== THE TASK ==
Gather from the material every line that contains the string "Софинансирование".
* BEGIN EXERCISE DATA *
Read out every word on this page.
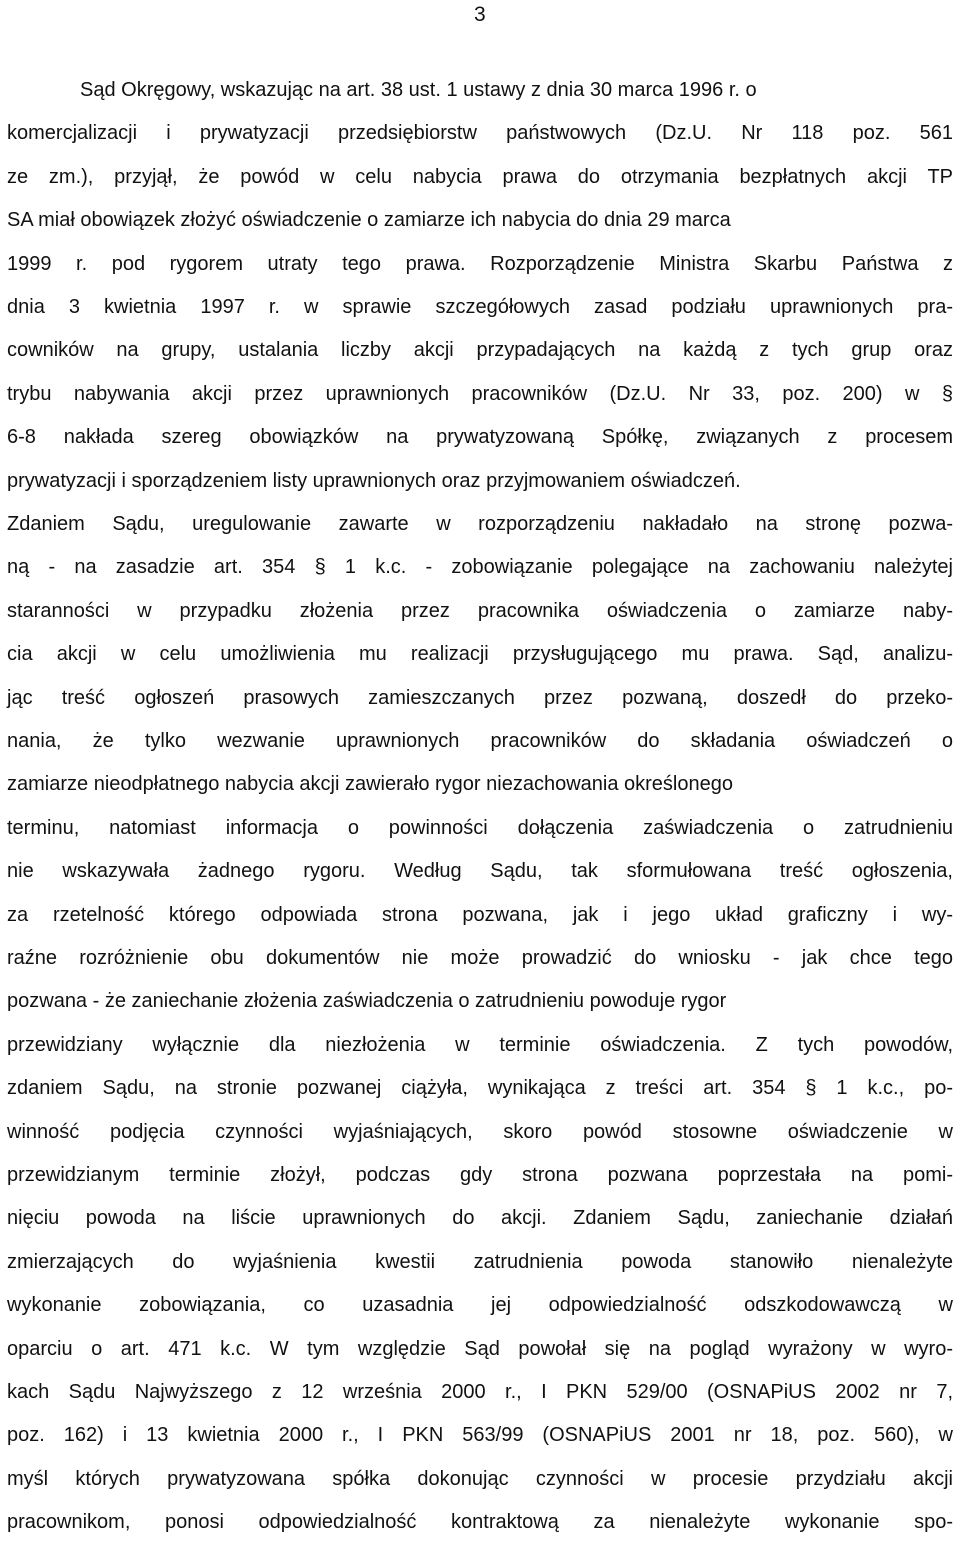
3
Sąd Okręgowy, wskazując na art. 38 ust. 1 ustawy z dnia 30 marca 1996 r. o
komercjalizacji i prywatyzacji przedsiębiorstw państwowych (Dz.U. Nr 118 poz. 561
ze zm.), przyjął, że powód w celu nabycia prawa do otrzymania bezpłatnych akcji TP
SA miał obowiązek złożyć oświadczenie o zamiarze ich nabycia do dnia 29 marca
1999 r. pod rygorem utraty tego prawa. Rozporządzenie Ministra Skarbu Państwa z
dnia 3 kwietnia 1997 r. w sprawie szczegółowych zasad podziału uprawnionych pra-
cowników na grupy, ustalania liczby akcji przypadających na każdą z tych grup oraz
trybu nabywania akcji przez uprawnionych pracowników (Dz.U. Nr 33, poz. 200) w §
6-8 nakłada szereg obowiązków na prywatyzowaną Spółkę, związanych z procesem
prywatyzacji i sporządzeniem listy uprawnionych oraz przyjmowaniem oświadczeń.
Zdaniem Sądu, uregulowanie zawarte w rozporządzeniu nakładało na stronę pozwa-
ną - na zasadzie art. 354 § 1 k.c. - zobowiązanie polegające na zachowaniu należytej
staranności w przypadku złożenia przez pracownika oświadczenia o zamiarze naby-
cia akcji w celu umożliwienia mu realizacji przysługującego mu prawa. Sąd, analizu-
jąc treść ogłoszeń prasowych zamieszczanych przez pozwaną, doszedł do przeko-
nania, że tylko wezwanie uprawnionych pracowników do składania oświadczeń o
zamiarze nieodpłatnego nabycia akcji zawierało rygor niezachowania określonego
terminu, natomiast informacja o powinności dołączenia zaświadczenia o zatrudnieniu
nie wskazywała żadnego rygoru. Według Sądu, tak sformułowana treść ogłoszenia,
za rzetelność którego odpowiada strona pozwana, jak i jego układ graficzny i wy-
raźne rozróżnienie obu dokumentów nie może prowadzić do wniosku - jak chce tego
pozwana - że zaniechanie złożenia zaświadczenia o zatrudnieniu powoduje rygor
przewidziany wyłącznie dla niezłożenia w terminie oświadczenia. Z tych powodów,
zdaniem Sądu, na stronie pozwanej ciążyła, wynikająca z treści art. 354 § 1 k.c., po-
winność podjęcia czynności wyjaśniających, skoro powód stosowne oświadczenie w
przewidzianym terminie złożył, podczas gdy strona pozwana poprzestała na pomi-
nięciu powoda na liście uprawnionych do akcji. Zdaniem Sądu, zaniechanie działań
zmierzających do wyjaśnienia kwestii zatrudnienia powoda stanowiło nienależyte
wykonanie zobowiązania, co uzasadnia jej odpowiedzialność odszkodowawczą w
oparciu o art. 471 k.c. W tym względzie Sąd powołał się na pogląd wyrażony w wyro-
kach Sądu Najwyższego z 12 września 2000 r., I PKN 529/00 (OSNAPiUS 2002 nr 7,
poz. 162) i 13 kwietnia 2000 r., I PKN 563/99 (OSNAPiUS 2001 nr 18, poz. 560), w
myśl których prywatyzowana spółka dokonując czynności w procesie przydziału akcji
pracownikom, ponosi odpowiedzialność kontraktową za nienależyte wykonanie spo-
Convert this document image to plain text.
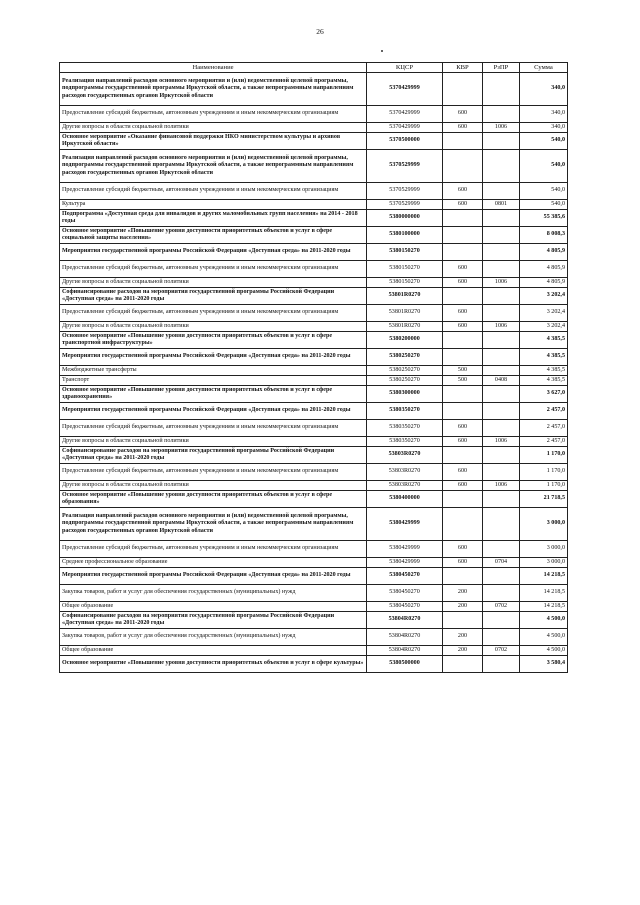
26
Наименование	КЦСР	КВР	РзПР	Сумма
Реализация направлений расходов основного мероприятия и (или) ведомственной целевой программы, подпрограммы государственной программы Иркутской области, а также непрограммным направлениям расходов государственных органов Иркутской области	5370429999			340,0
Предоставление субсидий бюджетным, автономным учреждениям и иным некоммерческим организациям	5370429999	600		340,0
Другие вопросы в области социальной политики	5370429999	600	1006	340,0
Основное мероприятие «Оказание финансовой поддержки НКО министерством культуры и архивов Иркутской области»	5370500000			540,0
Реализация направлений расходов основного мероприятия и (или) ведомственной целевой программы, подпрограммы государственной программы Иркутской области, а также непрограммным направлениям расходов государственных органов Иркутской области	5370529999			540,0
Предоставление субсидий бюджетным, автономным учреждениям и иным некоммерческим организациям	5370529999	600		540,0
Культура	5370529999	600	0801	540,0
Подпрограмма «Доступная среда для инвалидов и других маломобильных групп населения» на 2014 - 2018 годы	5380000000			55 385,6
Основное мероприятие «Повышение уровня доступности приоритетных объектов и услуг в сфере социальной защиты населения»	5380100000			8 008,3
Мероприятия государственной программы Российской Федерации «Доступная среда» на 2011-2020 годы	5380150270			4 805,9
Предоставление субсидий бюджетным, автономным учреждениям и иным некоммерческим организациям	5380150270	600		4 805,9
Другие вопросы в области социальной политики	5380150270	600	1006	4 805,9
Софинансирование расходов на мероприятия государственной программы Российской Федерации «Доступная среда» на 2011-2020 годы	53801R0270			3 202,4
Предоставление субсидий бюджетным, автономным учреждениям и иным некоммерческим организациям	53801R0270	600		3 202,4
Другие вопросы в области социальной политики	53801R0270	600	1006	3 202,4
Основное мероприятие «Повышение уровня доступности приоритетных объектов и услуг в сфере транспортной инфраструктуры»	5380200000			4 385,5
Мероприятия государственной программы Российской Федерации «Доступная среда» на 2011-2020 годы	5380250270			4 385,5
Межбюджетные трансферты	5380250270	500		4 385,5
Транспорт	5380250270	500	0408	4 385,5
Основное мероприятие «Повышение уровня доступности приоритетных объектов и услуг в сфере здравоохранения»	5380300000			3 627,0
Мероприятия государственной программы Российской Федерации «Доступная среда» на 2011-2020 годы	5380350270			2 457,0
Предоставление субсидий бюджетным, автономным учреждениям и иным некоммерческим организациям	5380350270	600		2 457,0
Другие вопросы в области социальной политики	5380350270	600	1006	2 457,0
Софинансирование расходов на мероприятия государственной программы Российской Федерации «Доступная среда» на 2011-2020 годы	53803R0270			1 170,0
Предоставление субсидий бюджетным, автономным учреждениям и иным некоммерческим организациям	53803R0270	600		1 170,0
Другие вопросы в области социальной политики	53803R0270	600	1006	1 170,0
Основное мероприятие «Повышение уровня доступности приоритетных объектов и услуг в сфере образования»	5380400000			21 718,5
Реализация направлений расходов основного мероприятия и (или) ведомственной целевой программы, подпрограммы государственной программы Иркутской области, а также непрограммным направлениям расходов государственных органов Иркутской области	5380429999			3 000,0
Предоставление субсидий бюджетным, автономным учреждениям и иным некоммерческим организациям	5380429999	600		3 000,0
Среднее профессиональное образование	5380429999	600	0704	3 000,0
Мероприятия государственной программы Российской Федерации «Доступная среда» на 2011-2020 годы	5380450270			14 218,5
Закупка товаров, работ и услуг для обеспечения государственных (муниципальных) нужд	5380450270	200		14 218,5
Общее образование	5380450270	200	0702	14 218,5
Софинансирование расходов на мероприятия государственной программы Российской Федерации «Доступная среда» на 2011-2020 годы	53804R0270			4 500,0
Закупка товаров, работ и услуг для обеспечения государственных (муниципальных) нужд	53804R0270	200		4 500,0
Общее образование	53804R0270	200	0702	4 500,0
Основное мероприятие «Повышение уровня доступности приоритетных объектов и услуг в сфере культуры»	5380500000			3 580,4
* END EXERCISE DATA *
== RESULT FOR THIS EXERCISE ==
Софинансирование расходов на мероприятия государственной программы Российской Федерации «Доступная среда» на 2011-2020 годы	53801R0270			3 202,4
Софинансирование расходов на мероприятия государственной программы Российской Федерации «Доступная среда» на 2011-2020 годы	53803R0270			1 170,0
Софинансирование расходов на мероприятия государственной программы Российской Федерации «Доступная среда» на 2011-2020 годы	53804R0270			4 500,0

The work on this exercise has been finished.